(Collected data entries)
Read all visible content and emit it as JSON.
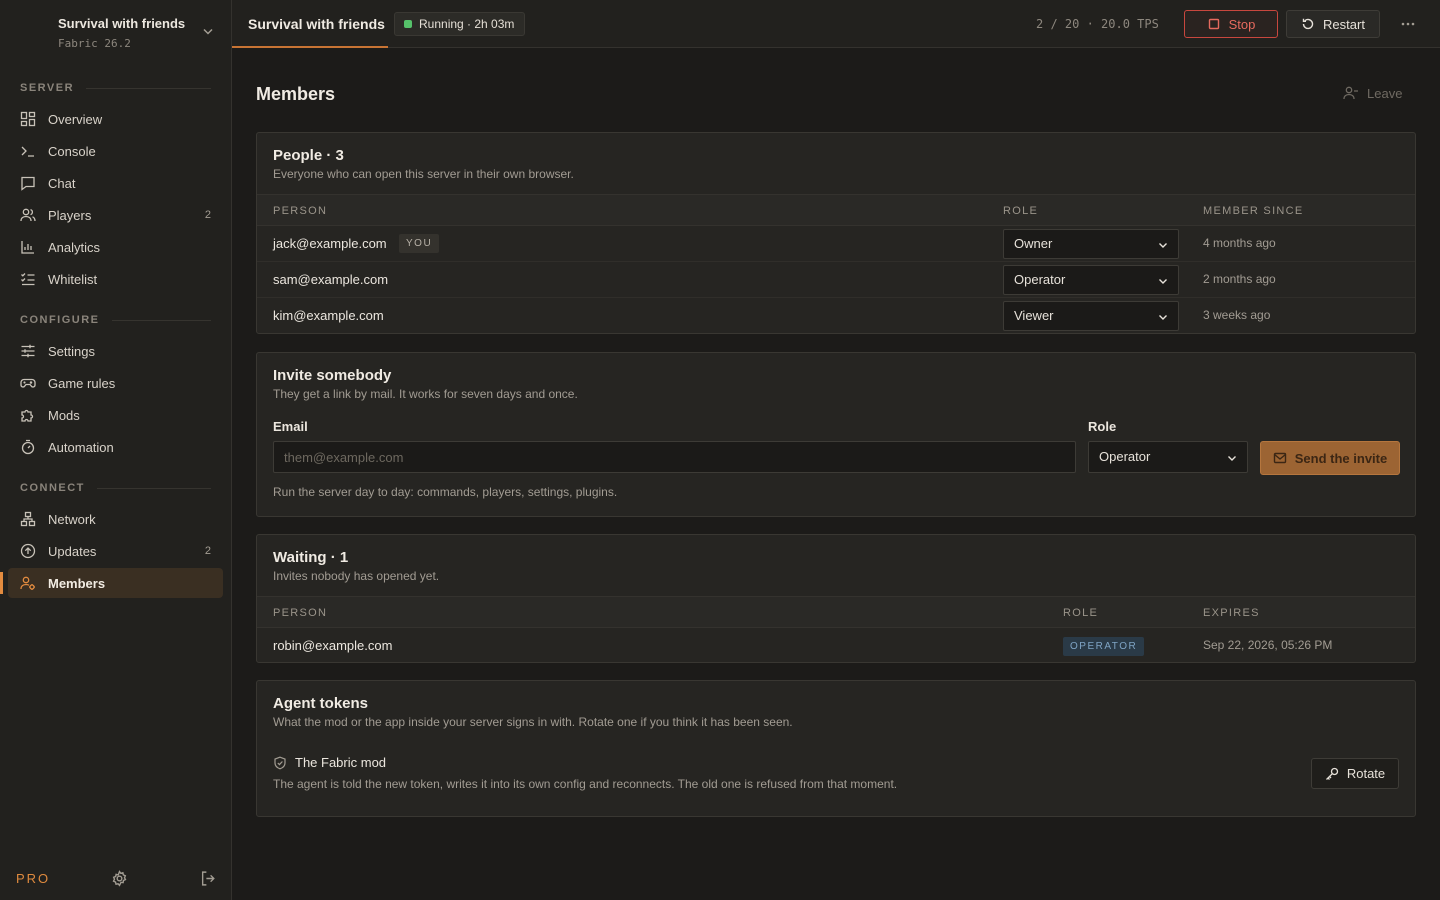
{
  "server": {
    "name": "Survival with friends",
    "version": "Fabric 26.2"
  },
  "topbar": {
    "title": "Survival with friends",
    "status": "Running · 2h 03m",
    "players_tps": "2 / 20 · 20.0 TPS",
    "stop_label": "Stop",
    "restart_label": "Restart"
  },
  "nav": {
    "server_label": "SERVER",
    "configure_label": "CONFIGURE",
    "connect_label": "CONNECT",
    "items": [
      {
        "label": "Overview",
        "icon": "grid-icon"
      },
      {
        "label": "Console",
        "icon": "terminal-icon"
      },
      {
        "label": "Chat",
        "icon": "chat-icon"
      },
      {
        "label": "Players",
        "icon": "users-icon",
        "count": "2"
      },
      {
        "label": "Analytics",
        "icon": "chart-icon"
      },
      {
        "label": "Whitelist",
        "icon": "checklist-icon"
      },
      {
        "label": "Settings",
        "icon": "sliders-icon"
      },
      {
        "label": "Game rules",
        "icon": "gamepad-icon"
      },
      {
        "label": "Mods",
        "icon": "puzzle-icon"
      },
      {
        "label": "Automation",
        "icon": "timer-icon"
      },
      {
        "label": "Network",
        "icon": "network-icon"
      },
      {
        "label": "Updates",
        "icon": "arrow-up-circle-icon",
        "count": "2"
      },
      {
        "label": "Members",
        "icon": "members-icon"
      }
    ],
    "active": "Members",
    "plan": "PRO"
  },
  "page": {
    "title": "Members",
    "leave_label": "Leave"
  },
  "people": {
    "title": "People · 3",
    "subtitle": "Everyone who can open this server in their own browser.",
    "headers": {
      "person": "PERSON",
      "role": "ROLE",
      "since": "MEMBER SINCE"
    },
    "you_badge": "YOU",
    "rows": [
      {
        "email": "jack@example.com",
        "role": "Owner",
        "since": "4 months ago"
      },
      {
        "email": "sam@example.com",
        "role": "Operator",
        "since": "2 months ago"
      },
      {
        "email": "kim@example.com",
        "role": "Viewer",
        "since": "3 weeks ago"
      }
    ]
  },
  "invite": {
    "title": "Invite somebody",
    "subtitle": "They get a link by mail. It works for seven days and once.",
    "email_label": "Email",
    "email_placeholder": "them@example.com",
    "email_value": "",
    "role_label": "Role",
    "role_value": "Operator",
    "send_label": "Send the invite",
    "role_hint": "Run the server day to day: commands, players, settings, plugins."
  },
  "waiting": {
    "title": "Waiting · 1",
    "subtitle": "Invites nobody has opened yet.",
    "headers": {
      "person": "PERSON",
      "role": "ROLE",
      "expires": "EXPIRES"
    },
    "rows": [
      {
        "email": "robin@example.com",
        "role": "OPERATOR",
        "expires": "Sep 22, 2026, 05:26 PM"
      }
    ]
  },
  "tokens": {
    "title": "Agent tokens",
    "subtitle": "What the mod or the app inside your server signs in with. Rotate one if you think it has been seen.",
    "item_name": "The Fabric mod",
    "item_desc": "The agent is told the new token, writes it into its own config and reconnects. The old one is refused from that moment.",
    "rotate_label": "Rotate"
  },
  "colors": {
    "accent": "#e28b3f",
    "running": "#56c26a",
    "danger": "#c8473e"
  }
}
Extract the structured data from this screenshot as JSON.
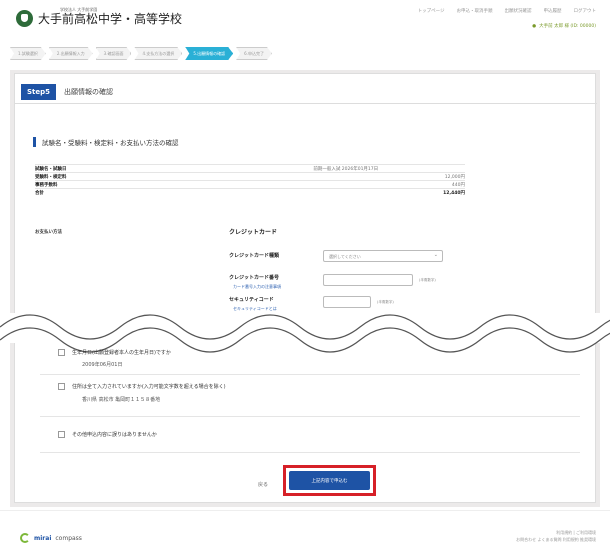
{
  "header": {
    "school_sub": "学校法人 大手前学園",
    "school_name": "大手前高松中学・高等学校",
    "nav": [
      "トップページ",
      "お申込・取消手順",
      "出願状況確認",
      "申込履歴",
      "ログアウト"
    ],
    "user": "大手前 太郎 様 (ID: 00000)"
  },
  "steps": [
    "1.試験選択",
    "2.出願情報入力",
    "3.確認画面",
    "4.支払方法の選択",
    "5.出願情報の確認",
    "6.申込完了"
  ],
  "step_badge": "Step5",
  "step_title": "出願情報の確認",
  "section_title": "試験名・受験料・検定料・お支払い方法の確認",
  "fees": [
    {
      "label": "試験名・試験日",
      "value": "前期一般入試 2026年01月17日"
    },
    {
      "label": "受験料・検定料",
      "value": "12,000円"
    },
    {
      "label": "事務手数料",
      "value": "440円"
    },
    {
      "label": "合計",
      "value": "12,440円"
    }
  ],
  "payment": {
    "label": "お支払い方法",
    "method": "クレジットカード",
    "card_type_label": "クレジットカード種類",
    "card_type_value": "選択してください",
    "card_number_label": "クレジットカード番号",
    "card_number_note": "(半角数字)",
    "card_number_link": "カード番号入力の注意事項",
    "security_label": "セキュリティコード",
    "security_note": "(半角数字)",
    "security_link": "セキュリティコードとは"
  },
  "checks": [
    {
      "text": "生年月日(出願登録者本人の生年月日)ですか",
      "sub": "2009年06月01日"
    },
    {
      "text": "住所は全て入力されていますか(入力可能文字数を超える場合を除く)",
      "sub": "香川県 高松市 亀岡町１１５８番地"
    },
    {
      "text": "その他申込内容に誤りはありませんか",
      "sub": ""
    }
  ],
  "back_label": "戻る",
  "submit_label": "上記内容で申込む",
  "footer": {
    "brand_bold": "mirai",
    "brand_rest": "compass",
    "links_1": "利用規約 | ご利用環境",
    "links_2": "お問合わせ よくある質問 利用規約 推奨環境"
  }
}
...
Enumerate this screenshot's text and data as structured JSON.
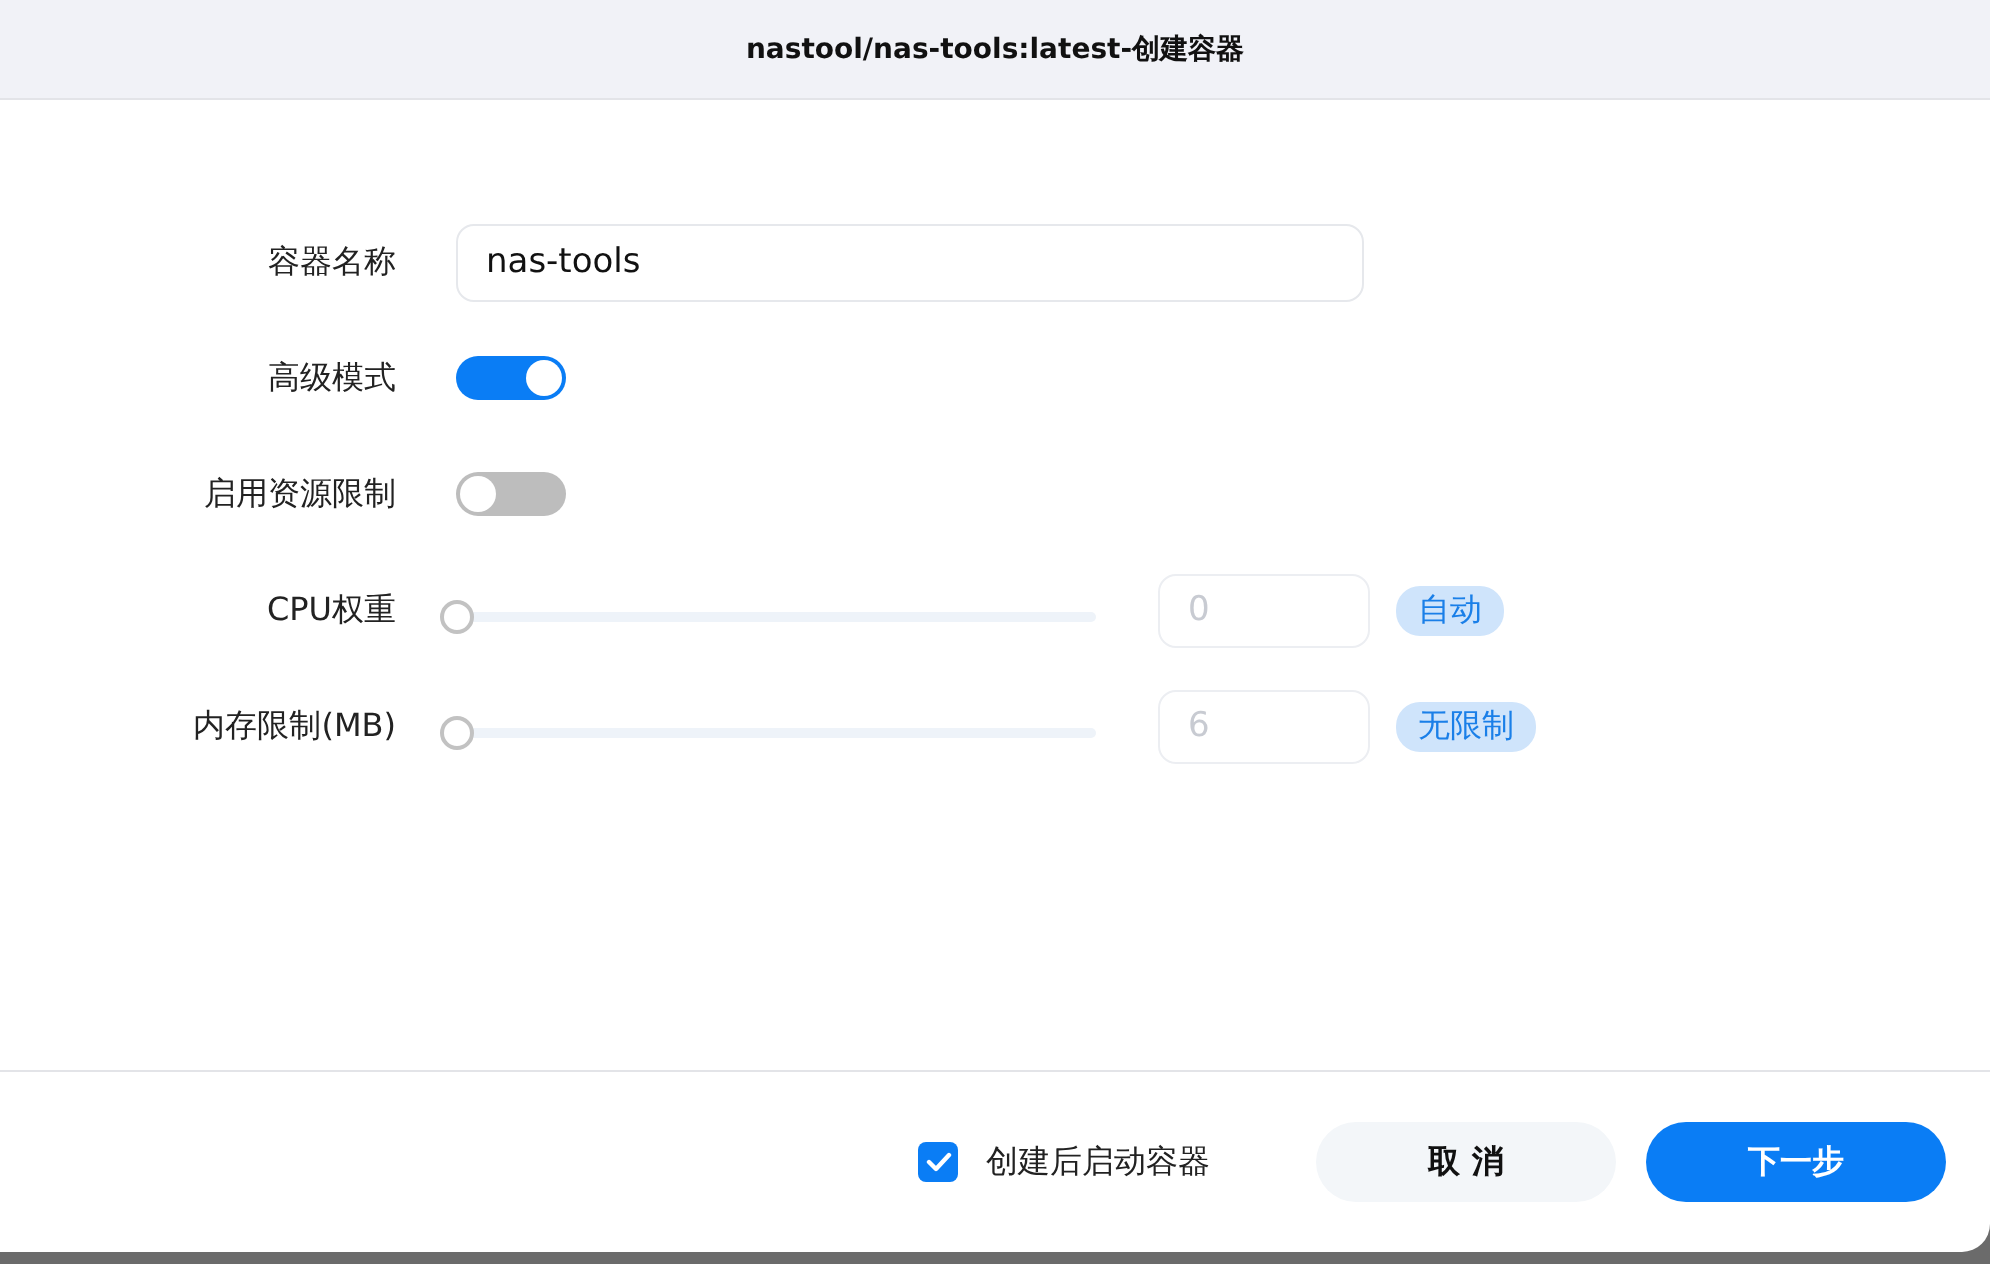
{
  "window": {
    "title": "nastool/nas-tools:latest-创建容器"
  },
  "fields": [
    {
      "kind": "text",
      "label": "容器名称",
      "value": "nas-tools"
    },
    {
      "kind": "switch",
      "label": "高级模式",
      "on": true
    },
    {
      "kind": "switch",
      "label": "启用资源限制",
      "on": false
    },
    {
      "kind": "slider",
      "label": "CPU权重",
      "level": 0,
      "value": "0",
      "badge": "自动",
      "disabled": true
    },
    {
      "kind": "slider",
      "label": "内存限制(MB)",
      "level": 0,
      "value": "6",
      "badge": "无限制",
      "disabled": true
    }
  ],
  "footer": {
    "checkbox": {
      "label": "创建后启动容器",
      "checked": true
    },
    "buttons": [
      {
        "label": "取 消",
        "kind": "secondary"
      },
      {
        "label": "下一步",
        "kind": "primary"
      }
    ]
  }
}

* **GOAL OF THE EXERCISE**
List the lines of the material in which the word "Rotate" occurs.

* **RESULT OF THIS EXERCISE**
    "subtitle": "What the mod or the app inside your server signs in with. Rotate one if you think it has been seen.",
    "rotate_label": "Rotate"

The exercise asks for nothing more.